** begin **
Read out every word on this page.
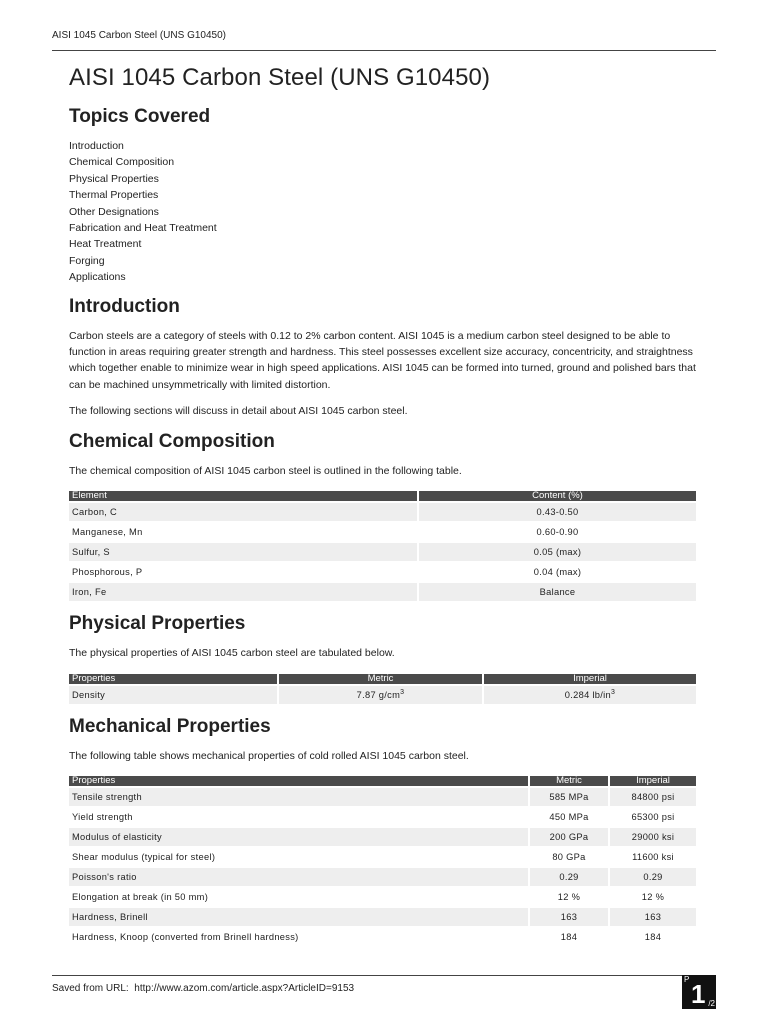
AISI 1045 Carbon Steel (UNS G10450)
AISI 1045 Carbon Steel (UNS G10450)
Topics Covered
Introduction
Chemical Composition
Physical Properties
Thermal Properties
Other Designations
Fabrication and Heat Treatment
Heat Treatment
Forging
Applications
Introduction

Carbon steels are a category of steels with 0.12 to 2% carbon content. AISI 1045 is a medium carbon steel designed to be able to function in areas requiring greater strength and hardness. This steel possesses excellent size accuracy, concentricity, and straightness which together enable to minimize wear in high speed applications. AISI 1045 can be formed into turned, ground and polished bars that can be machined unsymmetrically with limited distortion.

The following sections will discuss in detail about AISI 1045 carbon steel.

Chemical Composition

The chemical composition of AISI 1045 carbon steel is outlined in the following table.

Element	Content (%)
Carbon, C	0.43-0.50
Manganese, Mn	0.60-0.90
Sulfur, S	0.05 (max)
Phosphorous, P	0.04 (max)
Iron, Fe	Balance
Physical Properties

The physical properties of AISI 1045 carbon steel are tabulated below.

Properties	Metric	Imperial
Density	7.87 $g/cm^3$	0.284 $lb/in^3$
Mechanical Properties

The following table shows mechanical properties of cold rolled AISI 1045 carbon steel.

Properties	Metric	Imperial
Tensile strength	585 MPa	84800 psi
Yield strength	450 MPa	65300 psi
Modulus of elasticity	200 GPa	29000 ksi
Shear modulus (typical for steel)	80 GPa	11600 ksi
Poisson's ratio	0.29	0.29
Elongation at break (in 50 mm)	12 %	12 %
Hardness, Brinell	163	163
Hardness, Knoop (converted from Brinell hardness)	184	184
Saved from URL: http://www.azom.com/article.aspx?ArticleID=9153
P 1 /2
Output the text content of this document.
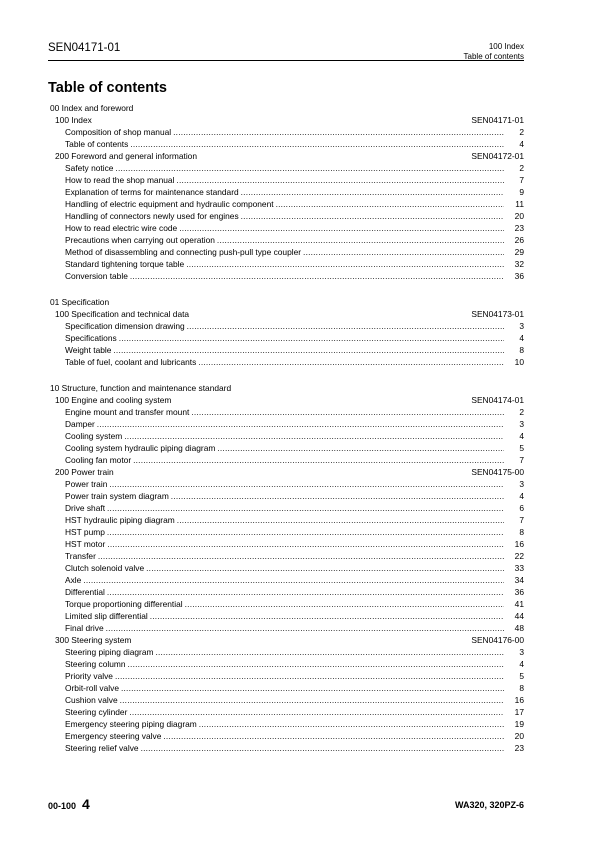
SEN04171-01	100 Index
Table of contents
Table of contents
00 Index and foreword
100 Index	SEN04171-01
Composition of shop manual .....	2
Table of contents .....	4
200 Foreword and general information	SEN04172-01
Safety notice .....	2
How to read the shop manual .....	7
Explanation of terms for maintenance standard .....	9
Handling of electric equipment and hydraulic component .....	11
Handling of connectors newly used for engines .....	20
How to read electric wire code .....	23
Precautions when carrying out operation .....	26
Method of disassembling and connecting push-pull type coupler .....	29
Standard tightening torque table .....	32
Conversion table .....	36
01 Specification
100 Specification and technical data	SEN04173-01
Specification dimension drawing .....	3
Specifications .....	4
Weight table .....	8
Table of fuel, coolant and lubricants .....	10
10 Structure, function and maintenance standard
100 Engine and cooling system	SEN04174-01
Engine mount and transfer mount .....	2
Damper .....	3
Cooling system .....	4
Cooling system hydraulic piping diagram .....	5
Cooling fan motor .....	7
200 Power train	SEN04175-00
Power train .....	3
Power train system diagram .....	4
Drive shaft .....	6
HST hydraulic piping diagram .....	7
HST pump .....	8
HST motor .....	16
Transfer .....	22
Clutch solenoid valve .....	33
Axle .....	34
Differential .....	36
Torque proportioning differential .....	41
Limited slip differential .....	44
Final drive .....	48
300 Steering system	SEN04176-00
Steering piping diagram .....	3
Steering column .....	4
Priority valve .....	5
Orbit-roll valve .....	8
Cushion valve .....	16
Steering cylinder .....	17
Emergency steering piping diagram .....	19
Emergency steering valve .....	20
Steering relief valve .....	23
00-100 4	WA320, 320PZ-6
** end **
→ Task to complete
Copy all lines of the material above where the string "from" occurs.

→ Answer in full
Hardness, Knoop (converted from Brinell hardness)	184	184
Saved from URL: http://www.azom.com/article.aspx?ArticleID=9153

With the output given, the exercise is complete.